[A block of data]
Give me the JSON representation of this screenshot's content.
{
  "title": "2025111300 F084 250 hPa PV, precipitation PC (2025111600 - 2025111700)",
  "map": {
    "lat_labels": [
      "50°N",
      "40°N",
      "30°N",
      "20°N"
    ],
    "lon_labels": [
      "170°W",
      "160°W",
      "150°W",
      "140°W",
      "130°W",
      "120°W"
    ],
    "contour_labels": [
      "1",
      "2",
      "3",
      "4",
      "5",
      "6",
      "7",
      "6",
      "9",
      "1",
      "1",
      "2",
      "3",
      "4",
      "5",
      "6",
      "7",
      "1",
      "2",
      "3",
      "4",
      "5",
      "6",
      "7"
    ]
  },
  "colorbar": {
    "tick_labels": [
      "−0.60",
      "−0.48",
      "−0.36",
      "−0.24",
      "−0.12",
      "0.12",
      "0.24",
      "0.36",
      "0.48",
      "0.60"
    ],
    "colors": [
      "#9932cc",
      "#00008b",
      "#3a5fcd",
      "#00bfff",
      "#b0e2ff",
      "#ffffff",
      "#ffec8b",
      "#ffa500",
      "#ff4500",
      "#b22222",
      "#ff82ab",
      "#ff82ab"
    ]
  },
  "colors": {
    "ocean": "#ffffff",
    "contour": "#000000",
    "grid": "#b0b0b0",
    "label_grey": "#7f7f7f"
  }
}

[Stated task] Please reproduce each line exactly as written.

[Written solution]
Give me the JSON representation of this screenshot's content.
{
  "title": "2025111300 F084 250 hPa PV, precipitation PC (2025111600 - 2025111700)",
  "map": {
    "lat_labels": [
      "50°N",
      "40°N",
      "30°N",
      "20°N"
    ],
    "lon_labels": [
      "170°W",
      "160°W",
      "150°W",
      "140°W",
      "130°W",
      "120°W"
    ],
    "contour_labels": [
      "1",
      "2",
      "3",
      "4",
      "5",
      "6",
      "7",
      "6",
      "9",
      "1",
      "1",
      "2",
      "3",
      "4",
      "5",
      "6",
      "7",
      "1",
      "2",
      "3",
      "4",
      "5",
      "6",
      "7"
    ]
  },
  "colorbar": {
    "tick_labels": [
      "−0.60",
      "−0.48",
      "−0.36",
      "−0.24",
      "−0.12",
      "0.12",
      "0.24",
      "0.36",
      "0.48",
      "0.60"
    ],
    "colors": [
      "#9932cc",
      "#00008b",
      "#3a5fcd",
      "#00bfff",
      "#b0e2ff",
      "#ffffff",
      "#ffec8b",
      "#ffa500",
      "#ff4500",
      "#b22222",
      "#ff82ab",
      "#ff82ab"
    ]
  },
  "colors": {
    "ocean": "#ffffff",
    "contour": "#000000",
    "grid": "#b0b0b0",
    "label_grey": "#7f7f7f"
  }
}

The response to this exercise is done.